◆ O que fazer
[A] Liste os verbos no imperativo que aparecem nas ordens do operador citadas entre aspas na crônica sobre a surdez na tomografia, sem repetir nenhum.
[B] Segundo a crônica sobre a surdez na tomografia, qual vantagem o autor vê em ser surdo?
[C] Escreva a continuação da crônica sobre a surdez na tomografia a partir do ponto em que ela termina.

◆ Trecho selecionado
21 de maio de 2014 | N° 17803
PAULO SANT’ANA
Surdez na tomografia
Tenho muitas desvantagens por ser surdo, pouquíssimas
vantagens. Entre estas, a de não ouvir coisas desnecessárias.
Ontem, tive uma nítida e importante desvantagem.
Foi naquele imenso aparelho de tomografia, onde me colocaram
para tirarem fotografias do meu corpo.
Ocorre que, quando você entra naquele vasto cubículo, deve
obedecer a certas ordens do operador, que se comunica com o paciente
mandando-lhe avisos lá para o interior do tubo.
Pois bem, o operador operava ontem comigo: “Encha agora os
pulmões de ar e fique sem respirar até segunda ordem (passam-se então uns seis
segundos). Agora pode respirar”.
E por aí foram as ordens pelo alto-falante: “Agora encha os
pulmões de ar e depois os esvazie e tranque a respiração até segunda ordem
(espaço de tempo). Agora pode respirar”.
Isso tudo decorre normalmente com pessoas normais. Mas eu,
que sou surdo, não ouvi coisa nenhuma do que o operador me dizia e recomendava.

◆ Dados
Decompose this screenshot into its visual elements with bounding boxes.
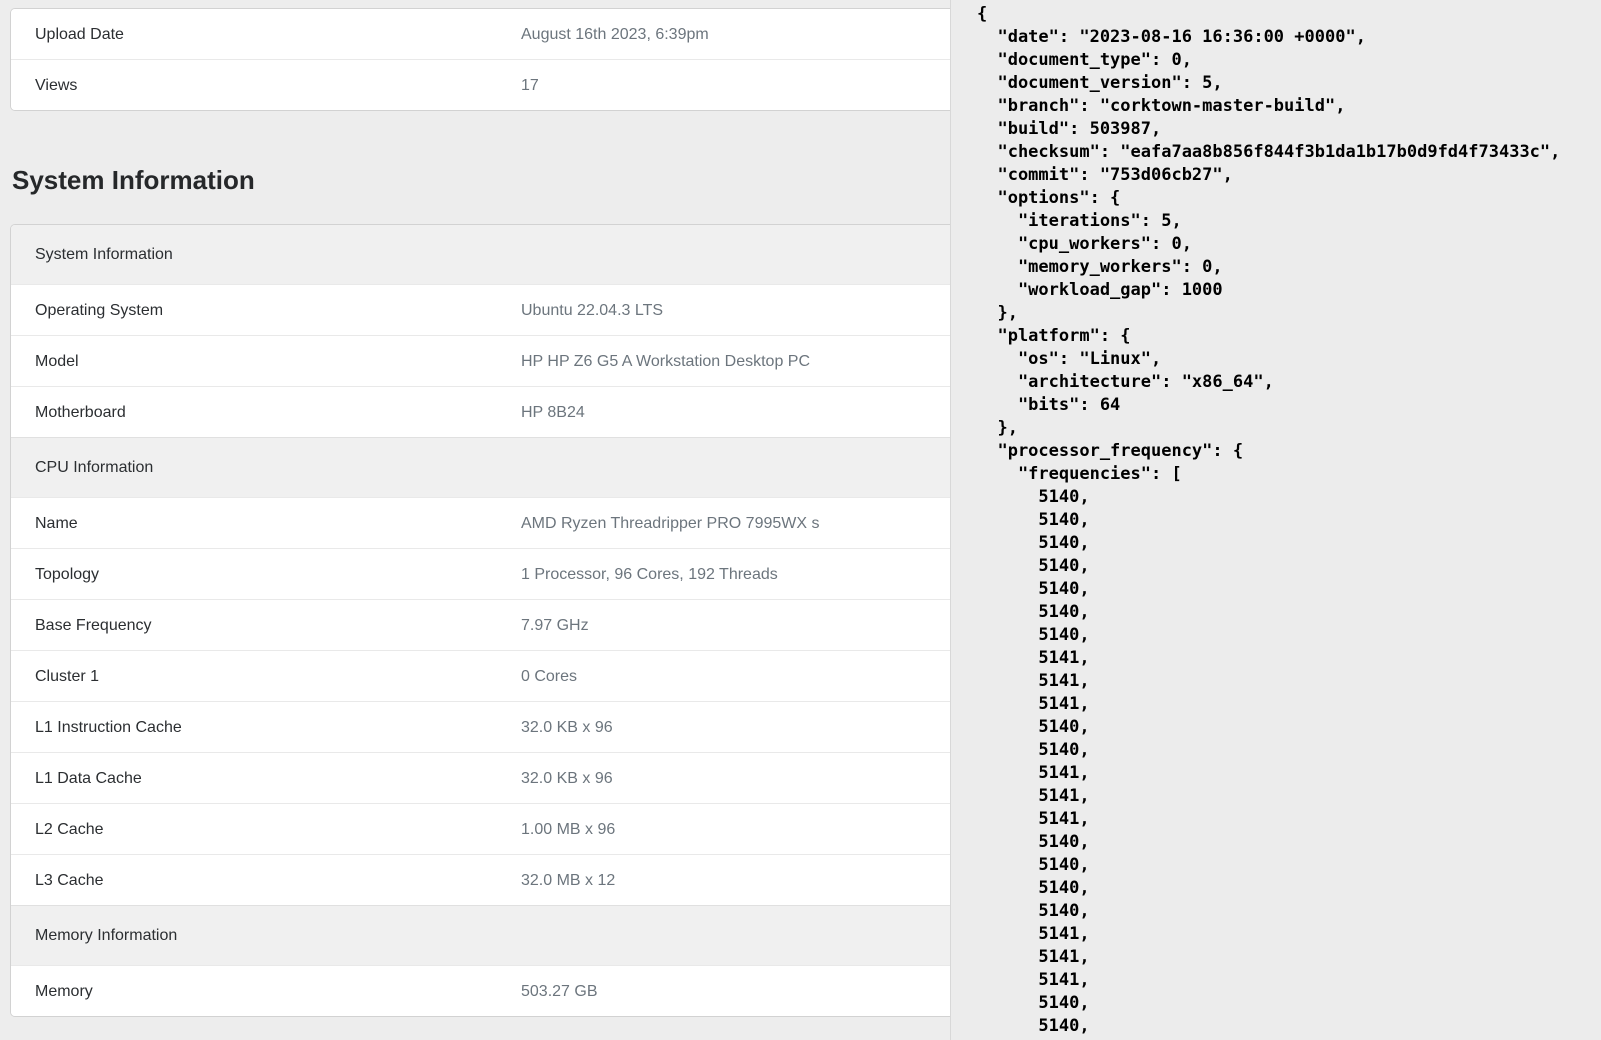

◆ Respostas abaixo
[A] encha, fique, esvazie, tranque

[B] A de não ouvir coisas desnecessárias.

[C]
E com isso ficou inteiramente prejudicado meu exame. Afinal, eu respirava
quando era mandado trancar a respiração e o contrário.
Eu sentia que o alto-falante estava me mandando mensagens
mas eu não as ouvia ou as recebia truncadas, esse é o dilema dos quase surdos.
Depois, chamei o operador e consertei tudo. Ele repetiu o
meu exame comunicando-se comigo por sinais. Tudo bem.
Só que antes de entrar na sala tomográfica, uma assistente
fez um questionário comigo, me perguntando se eu era diabético (sim), se eu já
tinha tido choque anafilático (sim), se eu já tinha sido alvo de cirurgias com
anestesia (sim), se eu tinha reação alérgica contra um sem-número de
substâncias etc., etc.
Foram umas 20 perguntas, às quais respondi religiosamente.
Pois bem, no centro de tomografia e exames de imagens em
geral onde fui examinado (e em todos os demais locais onde fazem esses exames),
havia uma falha que constatei ontem, eles vão corrigir lá onde fui ontem, mas
todos têm imediatamente de corrigir. Antes da série de perguntas que fazem no
pré-exame, vão ter de colocar mais uma pergunta essencial: “Você é parcial ou
totalmente surdo?”. Senão, não vai dar para os surdos nem para os examinadores.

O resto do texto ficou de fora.